# Start of MATERIAL FOR THE TASK

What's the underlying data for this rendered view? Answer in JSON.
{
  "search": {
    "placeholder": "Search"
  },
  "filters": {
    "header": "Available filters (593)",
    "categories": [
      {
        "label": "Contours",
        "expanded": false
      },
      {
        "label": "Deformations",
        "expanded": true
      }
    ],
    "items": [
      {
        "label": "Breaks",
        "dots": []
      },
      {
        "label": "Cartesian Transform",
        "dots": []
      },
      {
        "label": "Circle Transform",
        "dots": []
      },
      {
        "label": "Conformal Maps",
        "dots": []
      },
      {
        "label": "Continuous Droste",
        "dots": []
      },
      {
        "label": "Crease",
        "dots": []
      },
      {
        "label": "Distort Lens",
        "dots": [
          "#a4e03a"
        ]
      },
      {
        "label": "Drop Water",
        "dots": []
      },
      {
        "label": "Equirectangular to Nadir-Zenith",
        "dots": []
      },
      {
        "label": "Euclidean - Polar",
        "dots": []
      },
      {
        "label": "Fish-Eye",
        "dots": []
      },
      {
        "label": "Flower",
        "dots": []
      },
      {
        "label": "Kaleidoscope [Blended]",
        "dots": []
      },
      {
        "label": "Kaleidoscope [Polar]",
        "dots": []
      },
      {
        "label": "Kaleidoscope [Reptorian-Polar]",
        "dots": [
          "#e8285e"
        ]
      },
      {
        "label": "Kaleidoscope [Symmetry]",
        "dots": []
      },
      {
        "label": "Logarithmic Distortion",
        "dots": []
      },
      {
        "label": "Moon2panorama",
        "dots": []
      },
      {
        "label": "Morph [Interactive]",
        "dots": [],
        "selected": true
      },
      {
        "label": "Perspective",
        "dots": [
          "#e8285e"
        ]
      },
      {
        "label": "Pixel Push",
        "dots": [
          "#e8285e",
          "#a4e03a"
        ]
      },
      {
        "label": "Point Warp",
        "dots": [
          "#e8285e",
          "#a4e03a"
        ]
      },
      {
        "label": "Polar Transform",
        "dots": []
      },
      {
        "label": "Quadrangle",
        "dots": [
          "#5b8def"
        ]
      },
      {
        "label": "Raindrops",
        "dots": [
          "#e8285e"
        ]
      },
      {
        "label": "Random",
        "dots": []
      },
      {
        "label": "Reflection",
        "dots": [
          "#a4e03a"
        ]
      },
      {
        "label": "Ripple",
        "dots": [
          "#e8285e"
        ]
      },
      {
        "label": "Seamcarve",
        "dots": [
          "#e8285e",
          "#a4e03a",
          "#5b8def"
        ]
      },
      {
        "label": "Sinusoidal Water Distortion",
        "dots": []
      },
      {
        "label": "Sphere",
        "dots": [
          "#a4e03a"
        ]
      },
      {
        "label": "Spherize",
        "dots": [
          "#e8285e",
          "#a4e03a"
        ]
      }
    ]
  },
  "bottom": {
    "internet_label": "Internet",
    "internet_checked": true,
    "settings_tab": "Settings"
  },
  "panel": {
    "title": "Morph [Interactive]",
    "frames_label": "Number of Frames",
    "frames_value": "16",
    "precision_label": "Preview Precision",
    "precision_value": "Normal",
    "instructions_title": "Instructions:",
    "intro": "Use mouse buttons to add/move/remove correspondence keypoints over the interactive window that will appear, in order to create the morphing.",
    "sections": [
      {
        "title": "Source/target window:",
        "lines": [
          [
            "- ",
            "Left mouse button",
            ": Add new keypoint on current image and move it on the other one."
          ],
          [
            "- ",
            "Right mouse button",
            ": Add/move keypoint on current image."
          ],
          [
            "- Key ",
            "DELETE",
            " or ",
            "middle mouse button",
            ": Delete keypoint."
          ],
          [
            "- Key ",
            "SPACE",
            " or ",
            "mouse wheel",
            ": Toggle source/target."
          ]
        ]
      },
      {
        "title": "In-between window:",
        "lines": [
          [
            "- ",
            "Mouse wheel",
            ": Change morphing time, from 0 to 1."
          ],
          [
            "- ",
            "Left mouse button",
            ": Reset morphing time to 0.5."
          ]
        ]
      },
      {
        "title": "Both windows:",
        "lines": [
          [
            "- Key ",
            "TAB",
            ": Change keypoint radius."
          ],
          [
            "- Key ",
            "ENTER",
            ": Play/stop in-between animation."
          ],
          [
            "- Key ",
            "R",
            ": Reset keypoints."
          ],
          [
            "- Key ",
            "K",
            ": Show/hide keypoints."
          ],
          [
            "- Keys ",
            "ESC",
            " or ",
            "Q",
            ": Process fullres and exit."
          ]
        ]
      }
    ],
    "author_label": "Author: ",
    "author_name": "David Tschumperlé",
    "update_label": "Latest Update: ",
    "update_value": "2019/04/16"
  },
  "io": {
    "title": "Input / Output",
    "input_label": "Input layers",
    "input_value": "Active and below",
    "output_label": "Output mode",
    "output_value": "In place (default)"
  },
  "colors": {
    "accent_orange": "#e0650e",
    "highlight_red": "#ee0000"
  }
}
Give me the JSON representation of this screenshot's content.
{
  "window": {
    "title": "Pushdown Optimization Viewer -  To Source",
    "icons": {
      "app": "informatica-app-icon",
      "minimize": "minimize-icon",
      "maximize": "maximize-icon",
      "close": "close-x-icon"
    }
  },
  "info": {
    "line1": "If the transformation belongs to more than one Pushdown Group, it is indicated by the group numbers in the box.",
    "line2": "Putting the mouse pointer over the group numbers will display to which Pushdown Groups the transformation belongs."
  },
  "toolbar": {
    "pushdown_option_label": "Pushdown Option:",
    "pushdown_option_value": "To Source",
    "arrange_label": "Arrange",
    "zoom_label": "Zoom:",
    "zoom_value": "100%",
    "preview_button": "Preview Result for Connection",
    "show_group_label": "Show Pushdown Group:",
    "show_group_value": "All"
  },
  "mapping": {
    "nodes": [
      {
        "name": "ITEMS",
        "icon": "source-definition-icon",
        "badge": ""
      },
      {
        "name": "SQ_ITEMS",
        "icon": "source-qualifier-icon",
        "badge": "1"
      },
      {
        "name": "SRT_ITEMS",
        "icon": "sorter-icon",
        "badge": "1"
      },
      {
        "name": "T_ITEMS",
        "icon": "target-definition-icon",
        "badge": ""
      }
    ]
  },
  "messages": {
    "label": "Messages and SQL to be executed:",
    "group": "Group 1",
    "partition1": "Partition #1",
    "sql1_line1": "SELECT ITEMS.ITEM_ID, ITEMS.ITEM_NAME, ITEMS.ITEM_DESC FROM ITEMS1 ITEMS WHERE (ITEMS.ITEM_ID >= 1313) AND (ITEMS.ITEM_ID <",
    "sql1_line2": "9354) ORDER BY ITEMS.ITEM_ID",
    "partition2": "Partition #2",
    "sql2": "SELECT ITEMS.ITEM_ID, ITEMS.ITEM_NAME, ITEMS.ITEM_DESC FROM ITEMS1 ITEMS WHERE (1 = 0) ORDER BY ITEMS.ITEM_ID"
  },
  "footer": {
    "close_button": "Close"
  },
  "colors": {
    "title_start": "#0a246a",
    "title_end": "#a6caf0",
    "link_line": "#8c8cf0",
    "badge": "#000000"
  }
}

# End of MATERIAL FOR THE TASK

» EXERCISE DETAILS:
Extract all the entries word for word.

» TASK ANSWER:
What's the underlying data for this rendered view? Answer in JSON.
{
  "search": {
    "placeholder": "Search"
  },
  "filters": {
    "header": "Available filters (593)",
    "categories": [
      {
        "label": "Contours",
        "expanded": false
      },
      {
        "label": "Deformations",
        "expanded": true
      }
    ],
    "items": [
      {
        "label": "Breaks",
        "dots": []
      },
      {
        "label": "Cartesian Transform",
        "dots": []
      },
      {
        "label": "Circle Transform",
        "dots": []
      },
      {
        "label": "Conformal Maps",
        "dots": []
      },
      {
        "label": "Continuous Droste",
        "dots": []
      },
      {
        "label": "Crease",
        "dots": []
      },
      {
        "label": "Distort Lens",
        "dots": [
          "#a4e03a"
        ]
      },
      {
        "label": "Drop Water",
        "dots": []
      },
      {
        "label": "Equirectangular to Nadir-Zenith",
        "dots": []
      },
      {
        "label": "Euclidean - Polar",
        "dots": []
      },
      {
        "label": "Fish-Eye",
        "dots": []
      },
      {
        "label": "Flower",
        "dots": []
      },
      {
        "label": "Kaleidoscope [Blended]",
        "dots": []
      },
      {
        "label": "Kaleidoscope [Polar]",
        "dots": []
      },
      {
        "label": "Kaleidoscope [Reptorian-Polar]",
        "dots": [
          "#e8285e"
        ]
      },
      {
        "label": "Kaleidoscope [Symmetry]",
        "dots": []
      },
      {
        "label": "Logarithmic Distortion",
        "dots": []
      },
      {
        "label": "Moon2panorama",
        "dots": []
      },
      {
        "label": "Morph [Interactive]",
        "dots": [],
        "selected": true
      },
      {
        "label": "Perspective",
        "dots": [
          "#e8285e"
        ]
      },
      {
        "label": "Pixel Push",
        "dots": [
          "#e8285e",
          "#a4e03a"
        ]
      },
      {
        "label": "Point Warp",
        "dots": [
          "#e8285e",
          "#a4e03a"
        ]
      },
      {
        "label": "Polar Transform",
        "dots": []
      },
      {
        "label": "Quadrangle",
        "dots": [
          "#5b8def"
        ]
      },
      {
        "label": "Raindrops",
        "dots": [
          "#e8285e"
        ]
      },
      {
        "label": "Random",
        "dots": []
      },
      {
        "label": "Reflection",
        "dots": [
          "#a4e03a"
        ]
      },
      {
        "label": "Ripple",
        "dots": [
          "#e8285e"
        ]
      },
      {
        "label": "Seamcarve",
        "dots": [
          "#e8285e",
          "#a4e03a",
          "#5b8def"
        ]
      },
      {
        "label": "Sinusoidal Water Distortion",
        "dots": []
      },
      {
        "label": "Sphere",
        "dots": [
          "#a4e03a"
        ]
      },
      {
        "label": "Spherize",
        "dots": [
          "#e8285e",
          "#a4e03a"
        ]
      }
    ]
  },
  "bottom": {
    "internet_label": "Internet",
    "internet_checked": true,
    "settings_tab": "Settings"
  },
  "panel": {
    "title": "Morph [Interactive]",
    "frames_label": "Number of Frames",
    "frames_value": "16",
    "precision_label": "Preview Precision",
    "precision_value": "Normal",
    "instructions_title": "Instructions:",
    "intro": "Use mouse buttons to add/move/remove correspondence keypoints over the interactive window that will appear, in order to create the morphing.",
    "sections": [
      {
        "title": "Source/target window:",
        "lines": [
          [
            "- ",
            "Left mouse button",
            ": Add new keypoint on current image and move it on the other one."
          ],
          [
            "- ",
            "Right mouse button",
            ": Add/move keypoint on current image."
          ],
          [
            "- Key ",
            "DELETE",
            " or ",
            "middle mouse button",
            ": Delete keypoint."
          ],
          [
            "- Key ",
            "SPACE",
            " or ",
            "mouse wheel",
            ": Toggle source/target."
          ]
        ]
      },
      {
        "title": "In-between window:",
        "lines": [
          [
            "- ",
            "Mouse wheel",
            ": Change morphing time, from 0 to 1."
          ],
          [
            "- ",
            "Left mouse button",
            ": Reset morphing time to 0.5."
          ]
        ]
      },
      {
        "title": "Both windows:",
        "lines": [
          [
            "- Key ",
            "TAB",
            ": Change keypoint radius."
          ],
          [
            "- Key ",
            "ENTER",
            ": Play/stop in-between animation."
          ],
          [
            "- Key ",
            "R",
            ": Reset keypoints."
          ],
          [
            "- Key ",
            "K",
            ": Show/hide keypoints."
          ],
          [
            "- Keys ",
            "ESC",
            " or ",
            "Q",
            ": Process fullres and exit."
          ]
        ]
      }
    ],
    "author_label": "Author: ",
    "author_name": "David Tschumperlé",
    "update_label": "Latest Update: ",
    "update_value": "2019/04/16"
  },
  "io": {
    "title": "Input / Output",
    "input_label": "Input layers",
    "input_value": "Active and below",
    "output_label": "Output mode",
    "output_value": "In place (default)"
  },
  "colors": {
    "accent_orange": "#e0650e",
    "highlight_red": "#ee0000"
  }
}
Give me the JSON representation of this screenshot's content.
{
  "window": {
    "title": "Pushdown Optimization Viewer -  To Source",
    "icons": {
      "app": "informatica-app-icon",
      "minimize": "minimize-icon",
      "maximize": "maximize-icon",
      "close": "close-x-icon"
    }
  },
  "info": {
    "line1": "If the transformation belongs to more than one Pushdown Group, it is indicated by the group numbers in the box.",
    "line2": "Putting the mouse pointer over the group numbers will display to which Pushdown Groups the transformation belongs."
  },
  "toolbar": {
    "pushdown_option_label": "Pushdown Option:",
    "pushdown_option_value": "To Source",
    "arrange_label": "Arrange",
    "zoom_label": "Zoom:",
    "zoom_value": "100%",
    "preview_button": "Preview Result for Connection",
    "show_group_label": "Show Pushdown Group:",
    "show_group_value": "All"
  },
  "mapping": {
    "nodes": [
      {
        "name": "ITEMS",
        "icon": "source-definition-icon",
        "badge": ""
      },
      {
        "name": "SQ_ITEMS",
        "icon": "source-qualifier-icon",
        "badge": "1"
      },
      {
        "name": "SRT_ITEMS",
        "icon": "sorter-icon",
        "badge": "1"
      },
      {
        "name": "T_ITEMS",
        "icon": "target-definition-icon",
        "badge": ""
      }
    ]
  },
  "messages": {
    "label": "Messages and SQL to be executed:",
    "group": "Group 1",
    "partition1": "Partition #1",
    "sql1_line1": "SELECT ITEMS.ITEM_ID, ITEMS.ITEM_NAME, ITEMS.ITEM_DESC FROM ITEMS1 ITEMS WHERE (ITEMS.ITEM_ID >= 1313) AND (ITEMS.ITEM_ID <",
    "sql1_line2": "9354) ORDER BY ITEMS.ITEM_ID",
    "partition2": "Partition #2",
    "sql2": "SELECT ITEMS.ITEM_ID, ITEMS.ITEM_NAME, ITEMS.ITEM_DESC FROM ITEMS1 ITEMS WHERE (1 = 0) ORDER BY ITEMS.ITEM_ID"
  },
  "footer": {
    "close_button": "Close"
  },
  "colors": {
    "title_start": "#0a246a",
    "title_end": "#a6caf0",
    "link_line": "#8c8cf0",
    "badge": "#000000"
  }
}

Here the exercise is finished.